» **What the task asks**: List all lines in the material below that contain "this".

Data items
----------
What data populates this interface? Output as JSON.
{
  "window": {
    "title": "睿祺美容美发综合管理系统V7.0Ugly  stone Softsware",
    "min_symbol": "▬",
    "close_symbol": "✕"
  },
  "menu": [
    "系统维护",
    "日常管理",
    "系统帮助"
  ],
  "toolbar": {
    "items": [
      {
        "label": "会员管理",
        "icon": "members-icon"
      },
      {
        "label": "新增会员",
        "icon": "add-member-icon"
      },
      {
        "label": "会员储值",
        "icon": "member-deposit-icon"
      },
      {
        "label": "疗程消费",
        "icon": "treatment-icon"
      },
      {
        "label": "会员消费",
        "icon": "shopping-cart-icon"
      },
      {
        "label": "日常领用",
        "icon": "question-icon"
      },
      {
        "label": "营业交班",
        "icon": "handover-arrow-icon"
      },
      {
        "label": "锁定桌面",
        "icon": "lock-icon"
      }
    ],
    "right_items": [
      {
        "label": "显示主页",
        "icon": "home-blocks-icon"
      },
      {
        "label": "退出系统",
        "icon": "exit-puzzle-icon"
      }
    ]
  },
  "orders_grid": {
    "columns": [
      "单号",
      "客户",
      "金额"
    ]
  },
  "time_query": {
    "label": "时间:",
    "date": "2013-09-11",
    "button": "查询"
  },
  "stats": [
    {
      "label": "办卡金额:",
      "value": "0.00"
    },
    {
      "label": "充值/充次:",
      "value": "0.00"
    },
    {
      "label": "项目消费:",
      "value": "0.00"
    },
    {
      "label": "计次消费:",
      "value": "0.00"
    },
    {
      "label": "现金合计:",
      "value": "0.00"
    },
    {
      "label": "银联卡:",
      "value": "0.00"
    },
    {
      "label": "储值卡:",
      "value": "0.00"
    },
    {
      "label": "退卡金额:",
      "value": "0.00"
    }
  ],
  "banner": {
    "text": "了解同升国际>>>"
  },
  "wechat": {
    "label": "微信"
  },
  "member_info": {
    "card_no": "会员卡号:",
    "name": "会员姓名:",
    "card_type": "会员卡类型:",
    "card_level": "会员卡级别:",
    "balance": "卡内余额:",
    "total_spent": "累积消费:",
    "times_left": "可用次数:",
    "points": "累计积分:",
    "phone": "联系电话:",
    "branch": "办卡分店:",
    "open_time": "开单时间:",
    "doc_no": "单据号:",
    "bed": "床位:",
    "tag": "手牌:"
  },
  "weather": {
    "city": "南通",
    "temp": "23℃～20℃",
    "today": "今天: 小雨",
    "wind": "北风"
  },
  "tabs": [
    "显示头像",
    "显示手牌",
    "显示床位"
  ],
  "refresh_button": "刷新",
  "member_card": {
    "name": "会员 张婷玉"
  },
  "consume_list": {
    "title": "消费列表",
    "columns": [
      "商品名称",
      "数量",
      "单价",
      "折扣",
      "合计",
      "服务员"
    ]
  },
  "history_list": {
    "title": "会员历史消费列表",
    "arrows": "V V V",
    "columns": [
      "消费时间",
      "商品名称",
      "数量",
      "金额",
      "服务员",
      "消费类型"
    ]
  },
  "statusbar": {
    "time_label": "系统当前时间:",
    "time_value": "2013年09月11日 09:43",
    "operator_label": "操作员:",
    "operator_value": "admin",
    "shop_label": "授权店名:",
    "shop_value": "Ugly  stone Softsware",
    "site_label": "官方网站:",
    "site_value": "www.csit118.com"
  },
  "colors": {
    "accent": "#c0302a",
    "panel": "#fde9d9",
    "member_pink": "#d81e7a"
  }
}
----------
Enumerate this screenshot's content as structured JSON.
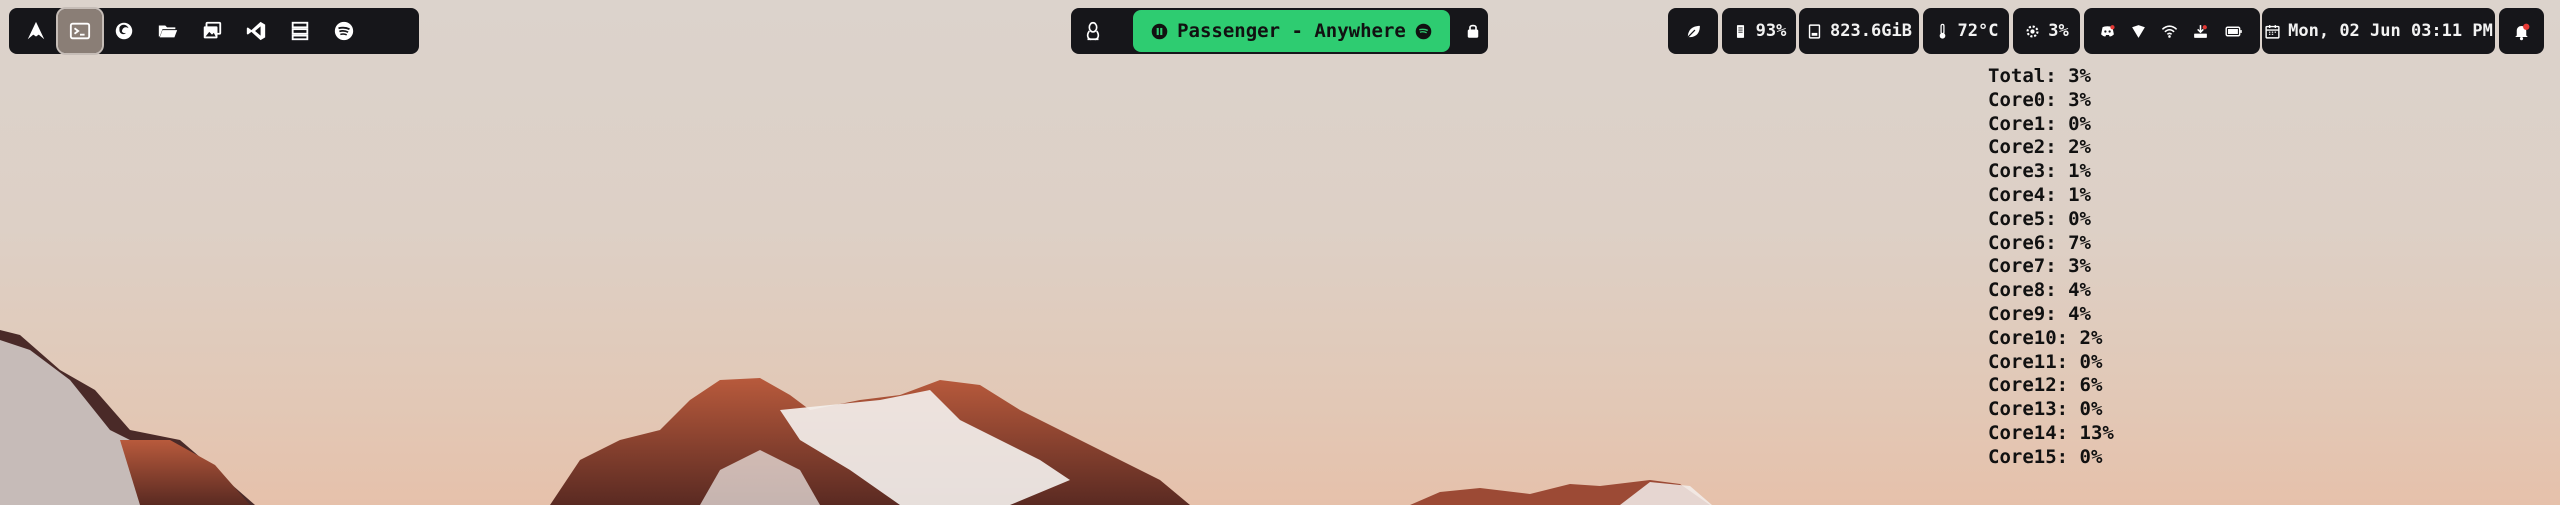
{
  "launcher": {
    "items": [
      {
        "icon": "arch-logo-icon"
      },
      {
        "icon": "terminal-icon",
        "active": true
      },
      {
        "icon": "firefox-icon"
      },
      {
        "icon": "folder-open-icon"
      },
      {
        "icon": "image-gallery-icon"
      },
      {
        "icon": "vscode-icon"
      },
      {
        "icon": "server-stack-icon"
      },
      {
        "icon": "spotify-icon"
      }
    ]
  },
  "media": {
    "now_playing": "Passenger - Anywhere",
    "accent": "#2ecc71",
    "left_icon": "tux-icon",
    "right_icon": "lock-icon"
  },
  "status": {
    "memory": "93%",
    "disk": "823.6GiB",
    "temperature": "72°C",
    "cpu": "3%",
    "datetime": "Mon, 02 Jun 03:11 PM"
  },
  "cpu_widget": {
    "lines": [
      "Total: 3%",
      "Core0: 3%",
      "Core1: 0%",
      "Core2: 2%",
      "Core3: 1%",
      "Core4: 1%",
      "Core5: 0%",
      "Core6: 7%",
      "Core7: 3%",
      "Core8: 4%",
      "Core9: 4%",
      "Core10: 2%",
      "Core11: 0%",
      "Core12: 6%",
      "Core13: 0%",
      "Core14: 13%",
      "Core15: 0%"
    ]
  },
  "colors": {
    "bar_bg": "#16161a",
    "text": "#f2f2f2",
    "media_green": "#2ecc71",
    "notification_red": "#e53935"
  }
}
----------
» **Task output**:
What data populates this interface? Output as JSON.
Enumerate this screenshot's content as structured JSON.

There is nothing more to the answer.